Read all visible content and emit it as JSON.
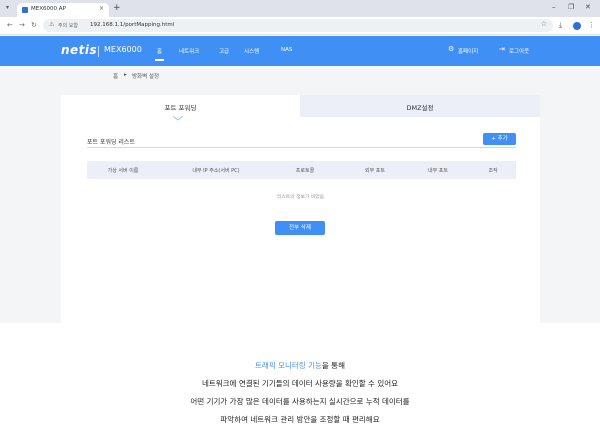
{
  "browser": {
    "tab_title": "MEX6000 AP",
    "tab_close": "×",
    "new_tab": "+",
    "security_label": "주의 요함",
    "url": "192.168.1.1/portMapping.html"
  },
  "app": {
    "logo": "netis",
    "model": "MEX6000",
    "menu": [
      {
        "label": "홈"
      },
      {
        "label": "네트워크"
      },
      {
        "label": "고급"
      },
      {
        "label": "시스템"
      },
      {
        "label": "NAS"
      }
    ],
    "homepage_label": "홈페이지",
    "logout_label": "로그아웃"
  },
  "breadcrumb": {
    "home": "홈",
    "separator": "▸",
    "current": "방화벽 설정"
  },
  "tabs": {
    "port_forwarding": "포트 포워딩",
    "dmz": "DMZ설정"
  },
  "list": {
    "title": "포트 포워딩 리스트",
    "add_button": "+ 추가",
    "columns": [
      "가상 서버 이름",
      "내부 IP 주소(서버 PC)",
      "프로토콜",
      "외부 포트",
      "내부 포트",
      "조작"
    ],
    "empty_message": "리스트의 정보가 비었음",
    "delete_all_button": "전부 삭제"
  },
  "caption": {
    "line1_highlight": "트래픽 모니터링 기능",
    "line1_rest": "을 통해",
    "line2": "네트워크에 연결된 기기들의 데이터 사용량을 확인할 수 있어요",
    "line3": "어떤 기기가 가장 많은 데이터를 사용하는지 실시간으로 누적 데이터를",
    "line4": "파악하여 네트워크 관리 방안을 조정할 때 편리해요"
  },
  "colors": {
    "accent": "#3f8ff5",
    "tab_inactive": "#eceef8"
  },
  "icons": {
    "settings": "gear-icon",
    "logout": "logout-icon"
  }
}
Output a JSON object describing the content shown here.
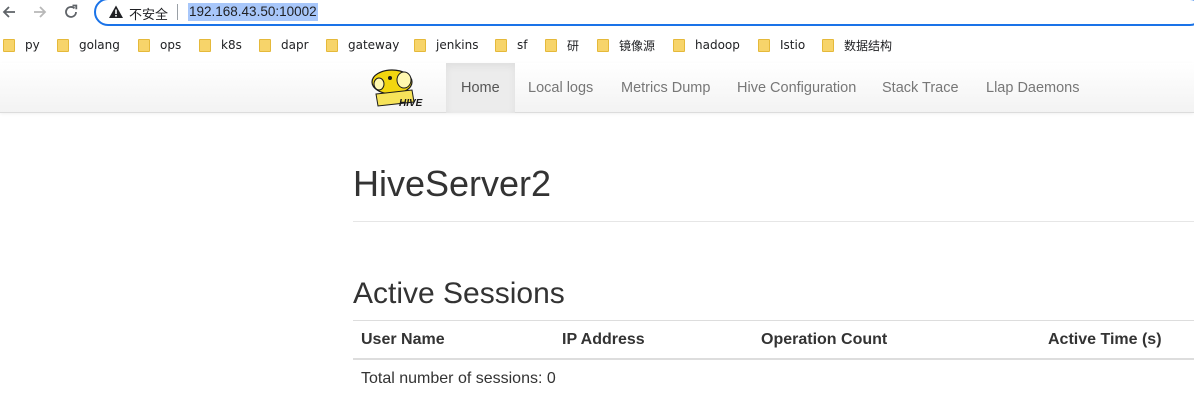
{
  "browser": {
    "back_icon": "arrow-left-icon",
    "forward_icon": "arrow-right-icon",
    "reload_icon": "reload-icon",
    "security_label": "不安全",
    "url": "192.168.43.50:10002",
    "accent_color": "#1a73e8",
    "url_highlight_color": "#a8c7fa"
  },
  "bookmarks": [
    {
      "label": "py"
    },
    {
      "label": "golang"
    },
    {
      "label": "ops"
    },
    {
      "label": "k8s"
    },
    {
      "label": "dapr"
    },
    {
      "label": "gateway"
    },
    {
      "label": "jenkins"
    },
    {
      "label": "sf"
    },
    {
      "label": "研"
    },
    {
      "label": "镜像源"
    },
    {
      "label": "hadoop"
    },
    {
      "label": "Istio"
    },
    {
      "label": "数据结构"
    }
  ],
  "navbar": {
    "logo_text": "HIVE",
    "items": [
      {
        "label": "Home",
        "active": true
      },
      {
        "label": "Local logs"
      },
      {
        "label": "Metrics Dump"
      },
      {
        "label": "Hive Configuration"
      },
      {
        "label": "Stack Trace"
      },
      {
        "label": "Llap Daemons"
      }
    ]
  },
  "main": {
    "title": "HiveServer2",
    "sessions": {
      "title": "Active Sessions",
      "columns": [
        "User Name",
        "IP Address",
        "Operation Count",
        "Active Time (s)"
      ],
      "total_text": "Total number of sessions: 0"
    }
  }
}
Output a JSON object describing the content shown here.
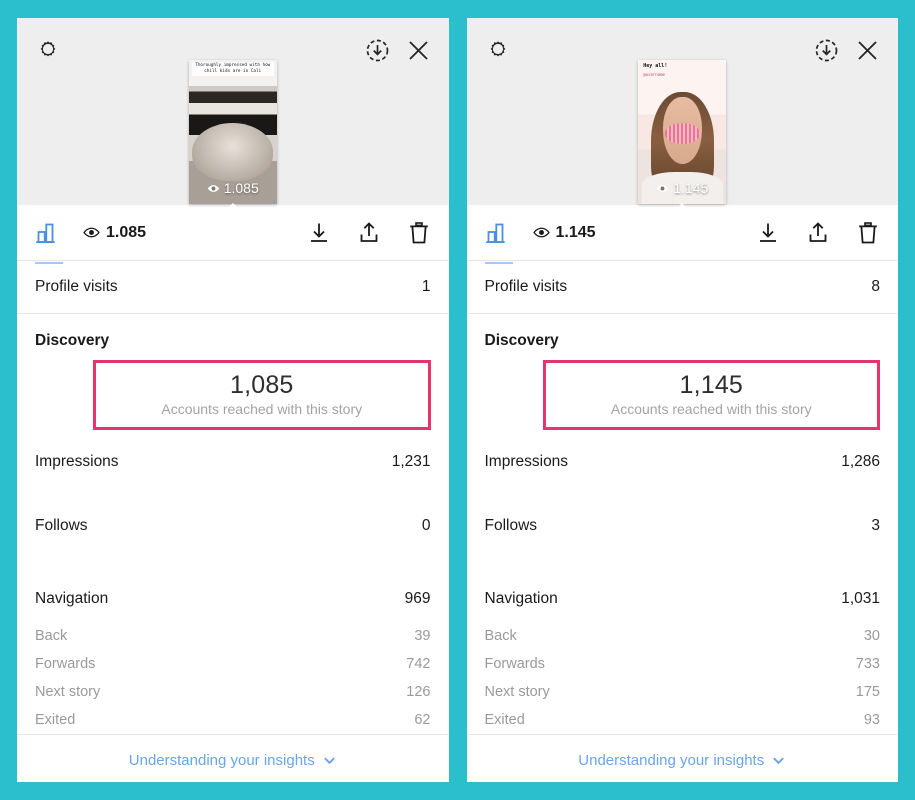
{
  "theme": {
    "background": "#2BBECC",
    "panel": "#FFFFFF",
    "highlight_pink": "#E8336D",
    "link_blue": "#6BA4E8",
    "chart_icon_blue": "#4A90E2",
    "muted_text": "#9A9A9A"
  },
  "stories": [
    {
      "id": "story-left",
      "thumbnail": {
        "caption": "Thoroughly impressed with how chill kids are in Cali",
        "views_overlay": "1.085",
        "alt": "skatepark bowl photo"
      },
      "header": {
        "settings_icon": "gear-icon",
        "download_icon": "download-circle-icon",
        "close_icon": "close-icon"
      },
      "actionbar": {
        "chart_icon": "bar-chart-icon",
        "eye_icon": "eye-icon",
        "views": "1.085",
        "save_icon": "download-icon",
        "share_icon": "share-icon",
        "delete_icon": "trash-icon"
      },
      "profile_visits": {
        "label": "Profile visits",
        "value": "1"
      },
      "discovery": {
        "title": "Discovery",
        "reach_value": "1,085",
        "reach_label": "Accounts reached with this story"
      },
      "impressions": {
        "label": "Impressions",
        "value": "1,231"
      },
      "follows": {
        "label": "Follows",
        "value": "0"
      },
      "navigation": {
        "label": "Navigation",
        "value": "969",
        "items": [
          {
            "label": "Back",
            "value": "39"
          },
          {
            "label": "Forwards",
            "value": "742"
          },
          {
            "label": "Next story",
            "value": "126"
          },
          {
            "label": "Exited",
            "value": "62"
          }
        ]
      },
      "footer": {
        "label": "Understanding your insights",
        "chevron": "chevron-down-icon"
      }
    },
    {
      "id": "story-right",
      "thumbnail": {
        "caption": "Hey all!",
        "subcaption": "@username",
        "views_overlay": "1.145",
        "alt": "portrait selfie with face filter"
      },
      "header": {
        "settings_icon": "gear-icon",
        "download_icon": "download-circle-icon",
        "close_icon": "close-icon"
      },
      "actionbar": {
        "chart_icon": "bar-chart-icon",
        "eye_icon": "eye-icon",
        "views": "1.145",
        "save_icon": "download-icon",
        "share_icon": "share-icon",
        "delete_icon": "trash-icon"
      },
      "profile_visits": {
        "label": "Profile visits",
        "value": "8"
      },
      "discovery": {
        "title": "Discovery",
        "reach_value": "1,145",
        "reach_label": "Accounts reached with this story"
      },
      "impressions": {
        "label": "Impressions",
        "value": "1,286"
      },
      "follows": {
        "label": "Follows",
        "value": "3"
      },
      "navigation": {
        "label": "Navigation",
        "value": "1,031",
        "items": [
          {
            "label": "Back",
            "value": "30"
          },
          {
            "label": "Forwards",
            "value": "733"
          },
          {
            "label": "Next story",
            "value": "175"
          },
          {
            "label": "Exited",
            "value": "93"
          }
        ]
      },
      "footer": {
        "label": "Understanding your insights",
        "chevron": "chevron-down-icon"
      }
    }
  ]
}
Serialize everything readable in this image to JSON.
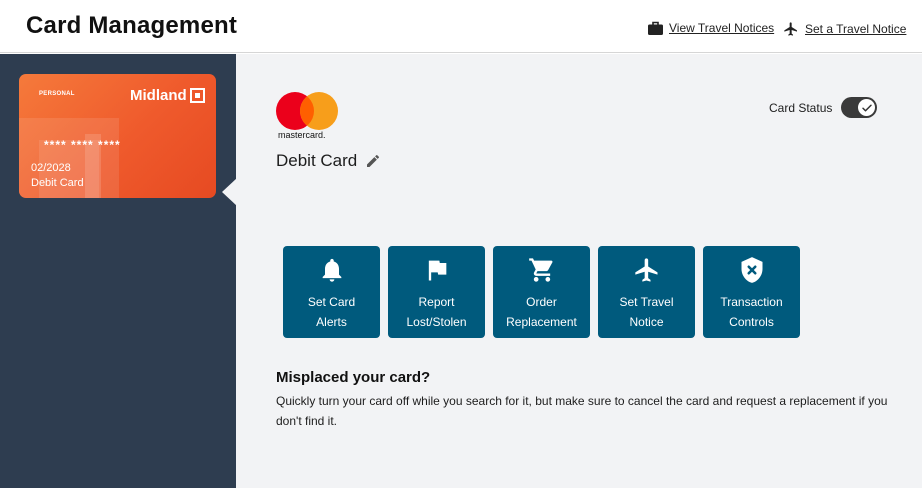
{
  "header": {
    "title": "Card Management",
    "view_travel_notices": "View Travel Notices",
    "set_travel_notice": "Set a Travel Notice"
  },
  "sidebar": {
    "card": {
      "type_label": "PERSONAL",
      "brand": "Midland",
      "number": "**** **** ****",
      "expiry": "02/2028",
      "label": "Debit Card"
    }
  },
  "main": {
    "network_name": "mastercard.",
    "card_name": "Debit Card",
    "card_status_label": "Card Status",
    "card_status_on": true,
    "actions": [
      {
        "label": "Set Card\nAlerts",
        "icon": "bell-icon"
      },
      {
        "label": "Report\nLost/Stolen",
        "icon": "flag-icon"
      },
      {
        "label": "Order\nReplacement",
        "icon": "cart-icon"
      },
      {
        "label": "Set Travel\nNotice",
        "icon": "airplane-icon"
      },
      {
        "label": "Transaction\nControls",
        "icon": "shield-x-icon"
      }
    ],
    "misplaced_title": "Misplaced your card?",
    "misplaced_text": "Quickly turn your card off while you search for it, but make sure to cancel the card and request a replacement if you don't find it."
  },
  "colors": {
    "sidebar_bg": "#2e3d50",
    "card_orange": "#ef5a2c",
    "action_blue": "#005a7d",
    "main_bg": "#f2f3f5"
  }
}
§
**Work to be completed:** With the pictures omitted, reproduce the records in full and exactly.

**Response to this task:**
Read all visible content and emit it as JSON.
{
  "browser": {
    "tab_title": "MEX6000 AP",
    "tab_close": "×",
    "new_tab": "+",
    "security_label": "주의 요함",
    "url": "192.168.1.1/portMapping.html"
  },
  "app": {
    "logo": "netis",
    "model": "MEX6000",
    "menu": [
      {
        "label": "홈"
      },
      {
        "label": "네트워크"
      },
      {
        "label": "고급"
      },
      {
        "label": "시스템"
      },
      {
        "label": "NAS"
      }
    ],
    "homepage_label": "홈페이지",
    "logout_label": "로그아웃"
  },
  "breadcrumb": {
    "home": "홈",
    "separator": "▸",
    "current": "방화벽 설정"
  },
  "tabs": {
    "port_forwarding": "포트 포워딩",
    "dmz": "DMZ설정"
  },
  "list": {
    "title": "포트 포워딩 리스트",
    "add_button": "+ 추가",
    "columns": [
      "가상 서버 이름",
      "내부 IP 주소(서버 PC)",
      "프로토콜",
      "외부 포트",
      "내부 포트",
      "조작"
    ],
    "empty_message": "리스트의 정보가 비었음",
    "delete_all_button": "전부 삭제"
  },
  "caption": {
    "line1_highlight": "트래픽 모니터링 기능",
    "line1_rest": "을 통해",
    "line2": "네트워크에 연결된 기기들의 데이터 사용량을 확인할 수 있어요",
    "line3": "어떤 기기가 가장 많은 데이터를 사용하는지 실시간으로 누적 데이터를",
    "line4": "파악하여 네트워크 관리 방안을 조정할 때 편리해요"
  },
  "colors": {
    "accent": "#3f8ff5",
    "tab_inactive": "#eceef8"
  },
  "icons": {
    "settings": "gear-icon",
    "logout": "logout-icon"
  }
}
Output a JSON object describing the content shown here.
{
  "browser": {
    "back_icon": "arrow-left-icon",
    "forward_icon": "arrow-right-icon",
    "reload_icon": "reload-icon",
    "security_label": "不安全",
    "url": "192.168.43.50:10002",
    "accent_color": "#1a73e8",
    "url_highlight_color": "#a8c7fa"
  },
  "bookmarks": [
    {
      "label": "py"
    },
    {
      "label": "golang"
    },
    {
      "label": "ops"
    },
    {
      "label": "k8s"
    },
    {
      "label": "dapr"
    },
    {
      "label": "gateway"
    },
    {
      "label": "jenkins"
    },
    {
      "label": "sf"
    },
    {
      "label": "研"
    },
    {
      "label": "镜像源"
    },
    {
      "label": "hadoop"
    },
    {
      "label": "Istio"
    },
    {
      "label": "数据结构"
    }
  ],
  "navbar": {
    "logo_text": "HIVE",
    "items": [
      {
        "label": "Home",
        "active": true
      },
      {
        "label": "Local logs"
      },
      {
        "label": "Metrics Dump"
      },
      {
        "label": "Hive Configuration"
      },
      {
        "label": "Stack Trace"
      },
      {
        "label": "Llap Daemons"
      }
    ]
  },
  "main": {
    "title": "HiveServer2",
    "sessions": {
      "title": "Active Sessions",
      "columns": [
        "User Name",
        "IP Address",
        "Operation Count",
        "Active Time (s)"
      ],
      "total_text": "Total number of sessions: 0"
    }
  }
}
Output a JSON object describing the content shown here.
{
  "theme": {
    "background": "#2BBECC",
    "panel": "#FFFFFF",
    "highlight_pink": "#E8336D",
    "link_blue": "#6BA4E8",
    "chart_icon_blue": "#4A90E2",
    "muted_text": "#9A9A9A"
  },
  "stories": [
    {
      "id": "story-left",
      "thumbnail": {
        "caption": "Thoroughly impressed with how chill kids are in Cali",
        "views_overlay": "1.085",
        "alt": "skatepark bowl photo"
      },
      "header": {
        "settings_icon": "gear-icon",
        "download_icon": "download-circle-icon",
        "close_icon": "close-icon"
      },
      "actionbar": {
        "chart_icon": "bar-chart-icon",
        "eye_icon": "eye-icon",
        "views": "1.085",
        "save_icon": "download-icon",
        "share_icon": "share-icon",
        "delete_icon": "trash-icon"
      },
      "profile_visits": {
        "label": "Profile visits",
        "value": "1"
      },
      "discovery": {
        "title": "Discovery",
        "reach_value": "1,085",
        "reach_label": "Accounts reached with this story"
      },
      "impressions": {
        "label": "Impressions",
        "value": "1,231"
      },
      "follows": {
        "label": "Follows",
        "value": "0"
      },
      "navigation": {
        "label": "Navigation",
        "value": "969",
        "items": [
          {
            "label": "Back",
            "value": "39"
          },
          {
            "label": "Forwards",
            "value": "742"
          },
          {
            "label": "Next story",
            "value": "126"
          },
          {
            "label": "Exited",
            "value": "62"
          }
        ]
      },
      "footer": {
        "label": "Understanding your insights",
        "chevron": "chevron-down-icon"
      }
    },
    {
      "id": "story-right",
      "thumbnail": {
        "caption": "Hey all!",
        "subcaption": "@username",
        "views_overlay": "1.145",
        "alt": "portrait selfie with face filter"
      },
      "header": {
        "settings_icon": "gear-icon",
        "download_icon": "download-circle-icon",
        "close_icon": "close-icon"
      },
      "actionbar": {
        "chart_icon": "bar-chart-icon",
        "eye_icon": "eye-icon",
        "views": "1.145",
        "save_icon": "download-icon",
        "share_icon": "share-icon",
        "delete_icon": "trash-icon"
      },
      "profile_visits": {
        "label": "Profile visits",
        "value": "8"
      },
      "discovery": {
        "title": "Discovery",
        "reach_value": "1,145",
        "reach_label": "Accounts reached with this story"
      },
      "impressions": {
        "label": "Impressions",
        "value": "1,286"
      },
      "follows": {
        "label": "Follows",
        "value": "3"
      },
      "navigation": {
        "label": "Navigation",
        "value": "1,031",
        "items": [
          {
            "label": "Back",
            "value": "30"
          },
          {
            "label": "Forwards",
            "value": "733"
          },
          {
            "label": "Next story",
            "value": "175"
          },
          {
            "label": "Exited",
            "value": "93"
          }
        ]
      },
      "footer": {
        "label": "Understanding your insights",
        "chevron": "chevron-down-icon"
      }
    }
  ]
}
Serialize everything readable in this image to JSON.
{
  "header": {
    "title": "Card Management",
    "view_travel_notices": "View Travel Notices",
    "set_travel_notice": "Set a Travel Notice"
  },
  "sidebar": {
    "card": {
      "type_label": "PERSONAL",
      "brand": "Midland",
      "number": "**** **** ****",
      "expiry": "02/2028",
      "label": "Debit Card"
    }
  },
  "main": {
    "network_name": "mastercard.",
    "card_name": "Debit Card",
    "card_status_label": "Card Status",
    "card_status_on": true,
    "actions": [
      {
        "label": "Set Card\nAlerts",
        "icon": "bell-icon"
      },
      {
        "label": "Report\nLost/Stolen",
        "icon": "flag-icon"
      },
      {
        "label": "Order\nReplacement",
        "icon": "cart-icon"
      },
      {
        "label": "Set Travel\nNotice",
        "icon": "airplane-icon"
      },
      {
        "label": "Transaction\nControls",
        "icon": "shield-x-icon"
      }
    ],
    "misplaced_title": "Misplaced your card?",
    "misplaced_text": "Quickly turn your card off while you search for it, but make sure to cancel the card and request a replacement if you don't find it."
  },
  "colors": {
    "sidebar_bg": "#2e3d50",
    "card_orange": "#ef5a2c",
    "action_blue": "#005a7d",
    "main_bg": "#f2f3f5"
  }
}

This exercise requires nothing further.